What to do: Gather each line in the entries that includes the string "Reading".
>>>>>
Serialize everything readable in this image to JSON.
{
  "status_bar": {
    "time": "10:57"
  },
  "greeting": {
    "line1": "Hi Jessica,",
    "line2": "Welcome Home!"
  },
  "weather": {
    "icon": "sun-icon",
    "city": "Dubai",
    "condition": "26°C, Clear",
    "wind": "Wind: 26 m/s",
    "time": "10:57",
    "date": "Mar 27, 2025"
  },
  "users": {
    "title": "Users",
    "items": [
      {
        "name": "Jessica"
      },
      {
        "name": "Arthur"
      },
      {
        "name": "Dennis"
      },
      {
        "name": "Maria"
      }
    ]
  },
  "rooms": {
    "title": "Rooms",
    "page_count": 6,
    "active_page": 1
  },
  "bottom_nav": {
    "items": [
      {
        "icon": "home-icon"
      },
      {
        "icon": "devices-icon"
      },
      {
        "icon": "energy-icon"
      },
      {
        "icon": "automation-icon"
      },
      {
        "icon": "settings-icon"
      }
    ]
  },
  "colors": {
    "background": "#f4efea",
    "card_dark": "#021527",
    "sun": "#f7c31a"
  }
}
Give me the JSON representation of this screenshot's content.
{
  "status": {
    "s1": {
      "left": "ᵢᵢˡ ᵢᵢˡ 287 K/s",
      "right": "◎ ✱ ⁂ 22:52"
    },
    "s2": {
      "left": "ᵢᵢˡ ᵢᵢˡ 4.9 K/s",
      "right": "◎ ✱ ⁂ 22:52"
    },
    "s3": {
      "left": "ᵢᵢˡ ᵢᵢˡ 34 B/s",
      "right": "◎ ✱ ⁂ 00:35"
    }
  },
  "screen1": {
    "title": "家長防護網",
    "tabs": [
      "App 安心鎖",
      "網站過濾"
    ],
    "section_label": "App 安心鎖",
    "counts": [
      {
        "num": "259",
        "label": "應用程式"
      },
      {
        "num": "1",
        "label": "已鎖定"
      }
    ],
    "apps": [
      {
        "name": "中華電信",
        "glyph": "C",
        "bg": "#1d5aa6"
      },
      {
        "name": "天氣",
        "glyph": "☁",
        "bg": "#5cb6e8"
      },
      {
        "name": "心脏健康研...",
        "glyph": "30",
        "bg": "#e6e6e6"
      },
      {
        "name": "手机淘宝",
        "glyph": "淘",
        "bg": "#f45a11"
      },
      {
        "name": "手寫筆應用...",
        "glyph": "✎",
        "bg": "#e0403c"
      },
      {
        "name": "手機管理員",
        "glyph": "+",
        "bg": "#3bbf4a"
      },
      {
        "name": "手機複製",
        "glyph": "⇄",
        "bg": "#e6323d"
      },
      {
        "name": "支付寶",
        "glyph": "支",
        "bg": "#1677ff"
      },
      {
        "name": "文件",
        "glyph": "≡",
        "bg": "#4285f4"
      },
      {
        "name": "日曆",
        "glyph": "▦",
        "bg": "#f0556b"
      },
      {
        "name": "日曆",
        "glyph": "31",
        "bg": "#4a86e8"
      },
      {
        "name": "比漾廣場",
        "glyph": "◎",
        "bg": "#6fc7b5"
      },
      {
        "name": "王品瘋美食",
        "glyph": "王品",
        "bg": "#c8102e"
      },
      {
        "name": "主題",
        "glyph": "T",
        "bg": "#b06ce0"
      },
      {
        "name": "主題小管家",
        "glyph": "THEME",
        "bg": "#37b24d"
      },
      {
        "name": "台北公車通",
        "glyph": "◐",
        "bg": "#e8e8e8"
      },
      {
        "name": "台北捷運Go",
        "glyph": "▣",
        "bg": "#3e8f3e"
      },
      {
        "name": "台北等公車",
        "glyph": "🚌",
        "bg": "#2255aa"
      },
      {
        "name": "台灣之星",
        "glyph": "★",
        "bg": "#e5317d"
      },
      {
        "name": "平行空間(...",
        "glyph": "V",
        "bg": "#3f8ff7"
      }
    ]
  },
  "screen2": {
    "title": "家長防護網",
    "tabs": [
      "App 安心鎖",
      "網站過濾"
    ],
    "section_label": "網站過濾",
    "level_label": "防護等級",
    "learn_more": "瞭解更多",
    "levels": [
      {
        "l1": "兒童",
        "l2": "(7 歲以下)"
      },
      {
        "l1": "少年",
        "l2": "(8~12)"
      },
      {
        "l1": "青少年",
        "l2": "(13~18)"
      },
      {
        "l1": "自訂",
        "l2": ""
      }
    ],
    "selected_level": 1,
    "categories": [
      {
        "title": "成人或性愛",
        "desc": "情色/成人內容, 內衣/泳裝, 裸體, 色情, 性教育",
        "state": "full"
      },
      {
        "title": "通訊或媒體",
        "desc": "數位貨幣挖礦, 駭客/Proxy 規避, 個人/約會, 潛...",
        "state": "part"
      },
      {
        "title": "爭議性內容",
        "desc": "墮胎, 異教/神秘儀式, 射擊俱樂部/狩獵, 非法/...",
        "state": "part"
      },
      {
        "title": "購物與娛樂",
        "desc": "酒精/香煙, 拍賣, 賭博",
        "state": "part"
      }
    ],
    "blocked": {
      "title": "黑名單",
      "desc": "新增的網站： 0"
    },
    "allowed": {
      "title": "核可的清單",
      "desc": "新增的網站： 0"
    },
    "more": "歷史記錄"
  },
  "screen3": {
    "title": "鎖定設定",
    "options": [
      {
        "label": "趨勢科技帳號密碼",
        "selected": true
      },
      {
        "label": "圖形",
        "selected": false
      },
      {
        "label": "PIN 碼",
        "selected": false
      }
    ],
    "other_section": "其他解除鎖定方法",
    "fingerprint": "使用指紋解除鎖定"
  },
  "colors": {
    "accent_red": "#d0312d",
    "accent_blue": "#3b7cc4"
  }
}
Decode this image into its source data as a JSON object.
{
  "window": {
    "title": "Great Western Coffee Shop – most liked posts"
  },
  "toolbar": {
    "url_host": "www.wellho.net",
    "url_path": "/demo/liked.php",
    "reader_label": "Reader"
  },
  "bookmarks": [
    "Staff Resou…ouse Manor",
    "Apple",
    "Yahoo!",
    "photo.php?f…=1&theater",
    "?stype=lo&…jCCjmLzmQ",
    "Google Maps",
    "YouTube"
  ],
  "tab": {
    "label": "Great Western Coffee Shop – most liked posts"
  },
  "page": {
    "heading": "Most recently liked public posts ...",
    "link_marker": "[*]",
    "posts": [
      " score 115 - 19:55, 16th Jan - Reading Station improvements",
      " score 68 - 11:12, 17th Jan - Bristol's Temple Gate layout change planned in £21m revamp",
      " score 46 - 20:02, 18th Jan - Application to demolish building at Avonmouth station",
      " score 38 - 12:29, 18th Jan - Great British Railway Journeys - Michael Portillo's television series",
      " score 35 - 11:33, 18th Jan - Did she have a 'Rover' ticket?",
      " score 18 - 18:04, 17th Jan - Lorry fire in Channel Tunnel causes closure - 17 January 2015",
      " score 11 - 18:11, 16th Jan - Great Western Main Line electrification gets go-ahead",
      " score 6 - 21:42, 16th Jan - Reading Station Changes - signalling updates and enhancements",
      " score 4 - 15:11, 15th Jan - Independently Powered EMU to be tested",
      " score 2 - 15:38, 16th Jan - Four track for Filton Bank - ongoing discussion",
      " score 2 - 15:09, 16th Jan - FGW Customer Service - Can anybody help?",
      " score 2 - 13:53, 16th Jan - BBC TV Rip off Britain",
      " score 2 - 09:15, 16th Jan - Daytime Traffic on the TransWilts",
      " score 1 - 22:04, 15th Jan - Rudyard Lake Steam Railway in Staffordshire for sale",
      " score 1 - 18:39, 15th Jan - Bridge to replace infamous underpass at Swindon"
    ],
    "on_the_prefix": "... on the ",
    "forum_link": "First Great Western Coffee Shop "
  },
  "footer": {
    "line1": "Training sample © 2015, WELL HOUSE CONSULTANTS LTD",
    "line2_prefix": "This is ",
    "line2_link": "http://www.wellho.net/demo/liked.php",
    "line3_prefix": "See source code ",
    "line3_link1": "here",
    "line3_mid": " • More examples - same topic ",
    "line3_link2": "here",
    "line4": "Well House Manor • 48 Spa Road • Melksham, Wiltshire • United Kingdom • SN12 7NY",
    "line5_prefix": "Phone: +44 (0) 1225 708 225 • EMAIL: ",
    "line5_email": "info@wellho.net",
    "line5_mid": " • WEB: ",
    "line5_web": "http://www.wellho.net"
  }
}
<<<<<
The reply:
      " score 115 - 19:55, 16th Jan - Reading Station improvements",
      " score 6 - 21:42, 16th Jan - Reading Station Changes - signalling updates and enhancements",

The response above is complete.